Your instructions: Each line containing the word "color" must be reported.

### Data listing

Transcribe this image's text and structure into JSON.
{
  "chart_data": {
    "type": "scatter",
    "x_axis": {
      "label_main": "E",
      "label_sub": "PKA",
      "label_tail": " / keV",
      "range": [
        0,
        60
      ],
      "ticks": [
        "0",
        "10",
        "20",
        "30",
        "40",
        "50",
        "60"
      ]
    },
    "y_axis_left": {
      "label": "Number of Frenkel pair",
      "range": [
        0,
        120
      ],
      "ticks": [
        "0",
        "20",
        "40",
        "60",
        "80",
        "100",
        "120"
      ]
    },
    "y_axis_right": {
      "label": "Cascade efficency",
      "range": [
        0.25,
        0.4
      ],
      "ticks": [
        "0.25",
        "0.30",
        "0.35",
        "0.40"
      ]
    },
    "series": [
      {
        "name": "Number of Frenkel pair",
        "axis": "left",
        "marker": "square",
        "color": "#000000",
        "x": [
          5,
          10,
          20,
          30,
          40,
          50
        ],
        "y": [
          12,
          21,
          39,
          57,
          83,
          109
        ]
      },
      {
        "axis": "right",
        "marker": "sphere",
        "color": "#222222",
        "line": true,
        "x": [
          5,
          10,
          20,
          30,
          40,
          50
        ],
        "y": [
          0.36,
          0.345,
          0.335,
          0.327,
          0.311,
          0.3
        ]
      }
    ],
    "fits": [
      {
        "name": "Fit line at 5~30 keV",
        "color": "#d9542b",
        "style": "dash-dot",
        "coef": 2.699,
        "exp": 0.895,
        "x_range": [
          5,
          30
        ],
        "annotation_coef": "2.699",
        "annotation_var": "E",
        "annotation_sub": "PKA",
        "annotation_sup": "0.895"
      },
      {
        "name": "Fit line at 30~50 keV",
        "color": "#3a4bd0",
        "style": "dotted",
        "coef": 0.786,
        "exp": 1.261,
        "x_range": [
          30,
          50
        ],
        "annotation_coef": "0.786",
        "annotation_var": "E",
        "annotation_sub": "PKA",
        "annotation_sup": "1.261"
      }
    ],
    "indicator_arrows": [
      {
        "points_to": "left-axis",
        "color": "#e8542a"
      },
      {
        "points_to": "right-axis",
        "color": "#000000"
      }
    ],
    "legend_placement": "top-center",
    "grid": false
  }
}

######

Expected answer:
        "color": "#000000",
        "color": "#222222",
        "color": "#d9542b",
        "color": "#3a4bd0",
        "color": "#e8542a"
        "color": "#000000"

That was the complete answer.